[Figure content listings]
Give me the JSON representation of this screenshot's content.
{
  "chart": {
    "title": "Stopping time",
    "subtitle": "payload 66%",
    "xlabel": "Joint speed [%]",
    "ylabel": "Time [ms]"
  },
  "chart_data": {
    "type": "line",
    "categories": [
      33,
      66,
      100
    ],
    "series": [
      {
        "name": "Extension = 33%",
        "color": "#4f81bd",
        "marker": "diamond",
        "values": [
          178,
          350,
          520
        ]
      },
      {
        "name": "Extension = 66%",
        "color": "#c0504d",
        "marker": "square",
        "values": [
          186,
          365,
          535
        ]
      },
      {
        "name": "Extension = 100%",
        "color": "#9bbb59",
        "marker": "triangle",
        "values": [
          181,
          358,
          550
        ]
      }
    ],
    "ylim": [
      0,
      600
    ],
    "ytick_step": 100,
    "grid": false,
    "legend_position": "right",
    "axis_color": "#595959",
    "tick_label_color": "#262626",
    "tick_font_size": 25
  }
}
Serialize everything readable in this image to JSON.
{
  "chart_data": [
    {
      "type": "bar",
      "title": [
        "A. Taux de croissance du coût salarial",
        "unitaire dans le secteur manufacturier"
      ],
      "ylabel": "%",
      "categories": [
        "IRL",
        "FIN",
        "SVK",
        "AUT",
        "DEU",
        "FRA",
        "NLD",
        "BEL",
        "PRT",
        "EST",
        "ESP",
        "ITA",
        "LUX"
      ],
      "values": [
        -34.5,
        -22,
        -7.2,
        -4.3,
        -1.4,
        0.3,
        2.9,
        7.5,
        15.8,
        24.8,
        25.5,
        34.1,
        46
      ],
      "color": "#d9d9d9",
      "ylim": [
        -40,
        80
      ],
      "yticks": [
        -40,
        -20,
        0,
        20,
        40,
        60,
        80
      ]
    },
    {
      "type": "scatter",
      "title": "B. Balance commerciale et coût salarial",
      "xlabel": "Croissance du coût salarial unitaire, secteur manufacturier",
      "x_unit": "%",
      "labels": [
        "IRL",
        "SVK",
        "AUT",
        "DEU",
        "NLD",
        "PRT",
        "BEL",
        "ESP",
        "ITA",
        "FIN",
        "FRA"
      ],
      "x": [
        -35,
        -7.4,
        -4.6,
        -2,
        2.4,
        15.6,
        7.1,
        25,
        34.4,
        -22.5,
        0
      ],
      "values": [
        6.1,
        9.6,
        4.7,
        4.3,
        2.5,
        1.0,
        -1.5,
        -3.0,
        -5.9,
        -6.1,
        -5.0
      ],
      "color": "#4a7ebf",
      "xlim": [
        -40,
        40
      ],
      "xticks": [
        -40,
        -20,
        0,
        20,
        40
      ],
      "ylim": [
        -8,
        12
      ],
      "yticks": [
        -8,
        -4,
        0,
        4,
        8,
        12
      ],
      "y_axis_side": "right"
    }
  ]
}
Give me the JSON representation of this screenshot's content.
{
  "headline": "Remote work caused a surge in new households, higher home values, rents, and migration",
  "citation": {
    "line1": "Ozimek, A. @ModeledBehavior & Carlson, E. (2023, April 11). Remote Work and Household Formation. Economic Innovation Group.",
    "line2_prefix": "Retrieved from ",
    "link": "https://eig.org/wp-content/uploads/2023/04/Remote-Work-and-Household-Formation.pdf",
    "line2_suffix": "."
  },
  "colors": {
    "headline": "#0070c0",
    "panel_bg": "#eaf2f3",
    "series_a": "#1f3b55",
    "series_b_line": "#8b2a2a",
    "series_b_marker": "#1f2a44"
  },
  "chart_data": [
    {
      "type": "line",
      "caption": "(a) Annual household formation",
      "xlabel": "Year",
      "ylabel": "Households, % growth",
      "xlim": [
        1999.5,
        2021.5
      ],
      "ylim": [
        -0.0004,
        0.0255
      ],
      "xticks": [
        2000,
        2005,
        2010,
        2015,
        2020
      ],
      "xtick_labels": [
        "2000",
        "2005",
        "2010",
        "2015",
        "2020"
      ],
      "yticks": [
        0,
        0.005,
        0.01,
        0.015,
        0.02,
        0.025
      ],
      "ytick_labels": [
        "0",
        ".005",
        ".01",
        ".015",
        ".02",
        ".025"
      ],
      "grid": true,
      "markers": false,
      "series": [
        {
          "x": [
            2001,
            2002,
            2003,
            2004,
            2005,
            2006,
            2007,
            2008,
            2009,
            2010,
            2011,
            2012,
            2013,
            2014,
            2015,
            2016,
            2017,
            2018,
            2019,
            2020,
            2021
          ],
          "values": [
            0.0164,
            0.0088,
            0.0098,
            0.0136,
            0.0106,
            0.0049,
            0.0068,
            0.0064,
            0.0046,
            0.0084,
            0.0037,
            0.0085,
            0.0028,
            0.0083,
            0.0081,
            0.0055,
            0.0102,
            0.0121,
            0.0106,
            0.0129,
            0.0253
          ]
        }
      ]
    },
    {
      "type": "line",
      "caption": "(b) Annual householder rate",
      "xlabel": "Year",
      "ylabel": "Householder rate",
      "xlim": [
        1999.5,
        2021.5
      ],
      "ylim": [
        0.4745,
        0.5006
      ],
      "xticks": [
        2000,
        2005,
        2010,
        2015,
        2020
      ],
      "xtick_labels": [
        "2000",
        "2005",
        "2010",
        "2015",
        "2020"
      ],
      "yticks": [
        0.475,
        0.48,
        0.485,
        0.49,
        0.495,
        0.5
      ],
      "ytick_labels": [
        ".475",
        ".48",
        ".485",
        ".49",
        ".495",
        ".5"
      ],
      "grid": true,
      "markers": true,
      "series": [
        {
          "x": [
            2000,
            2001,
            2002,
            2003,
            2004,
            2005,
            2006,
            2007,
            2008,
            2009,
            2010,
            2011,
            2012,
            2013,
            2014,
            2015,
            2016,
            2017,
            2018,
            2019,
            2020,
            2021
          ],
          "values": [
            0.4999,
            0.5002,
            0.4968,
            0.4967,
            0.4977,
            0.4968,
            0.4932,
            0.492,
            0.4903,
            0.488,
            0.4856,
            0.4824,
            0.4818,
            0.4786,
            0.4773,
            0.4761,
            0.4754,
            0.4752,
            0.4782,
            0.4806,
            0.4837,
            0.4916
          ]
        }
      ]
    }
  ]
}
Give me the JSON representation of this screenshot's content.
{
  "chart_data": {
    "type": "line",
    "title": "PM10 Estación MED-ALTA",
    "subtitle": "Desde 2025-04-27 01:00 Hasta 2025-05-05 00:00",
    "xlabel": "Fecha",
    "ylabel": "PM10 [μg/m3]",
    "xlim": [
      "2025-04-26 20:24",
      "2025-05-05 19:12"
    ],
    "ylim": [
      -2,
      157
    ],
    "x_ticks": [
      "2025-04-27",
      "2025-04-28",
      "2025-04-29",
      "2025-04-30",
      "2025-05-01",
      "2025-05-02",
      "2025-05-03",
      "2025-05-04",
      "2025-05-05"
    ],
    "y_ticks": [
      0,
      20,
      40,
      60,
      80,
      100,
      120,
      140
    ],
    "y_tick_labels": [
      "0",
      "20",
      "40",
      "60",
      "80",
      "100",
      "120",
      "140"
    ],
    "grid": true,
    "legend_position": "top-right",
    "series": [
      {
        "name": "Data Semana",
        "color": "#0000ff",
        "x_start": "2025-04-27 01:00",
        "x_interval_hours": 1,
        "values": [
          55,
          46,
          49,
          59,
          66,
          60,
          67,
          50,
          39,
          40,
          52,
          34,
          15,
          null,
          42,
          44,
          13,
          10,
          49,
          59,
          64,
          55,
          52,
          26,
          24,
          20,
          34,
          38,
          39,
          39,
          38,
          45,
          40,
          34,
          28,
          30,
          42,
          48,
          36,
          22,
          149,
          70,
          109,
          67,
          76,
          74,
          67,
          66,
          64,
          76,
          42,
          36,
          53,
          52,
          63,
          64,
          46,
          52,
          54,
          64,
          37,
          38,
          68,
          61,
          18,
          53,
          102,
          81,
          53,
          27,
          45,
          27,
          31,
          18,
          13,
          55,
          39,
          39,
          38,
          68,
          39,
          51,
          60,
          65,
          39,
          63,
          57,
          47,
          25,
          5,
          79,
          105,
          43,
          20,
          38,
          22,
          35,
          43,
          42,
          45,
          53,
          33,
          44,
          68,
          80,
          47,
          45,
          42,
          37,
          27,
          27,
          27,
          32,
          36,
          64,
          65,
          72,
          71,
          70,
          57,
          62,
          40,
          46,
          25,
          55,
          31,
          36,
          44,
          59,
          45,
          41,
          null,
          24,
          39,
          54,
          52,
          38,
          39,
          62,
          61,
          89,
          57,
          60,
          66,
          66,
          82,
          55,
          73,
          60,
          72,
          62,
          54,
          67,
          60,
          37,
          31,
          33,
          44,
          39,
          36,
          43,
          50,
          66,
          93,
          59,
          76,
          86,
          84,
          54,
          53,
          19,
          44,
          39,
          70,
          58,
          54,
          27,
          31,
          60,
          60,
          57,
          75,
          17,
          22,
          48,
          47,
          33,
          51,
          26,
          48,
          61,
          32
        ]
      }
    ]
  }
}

Problem to work on: Find each line holding "xlabel". Copy it out.

Worked solution:
    "xlabel": "Joint speed [%]",
      "xlabel": "Croissance du coût salarial unitaire, secteur manufacturier",
      "xlabel": "Year",
      "xlabel": "Year",
    "xlabel": "Fecha",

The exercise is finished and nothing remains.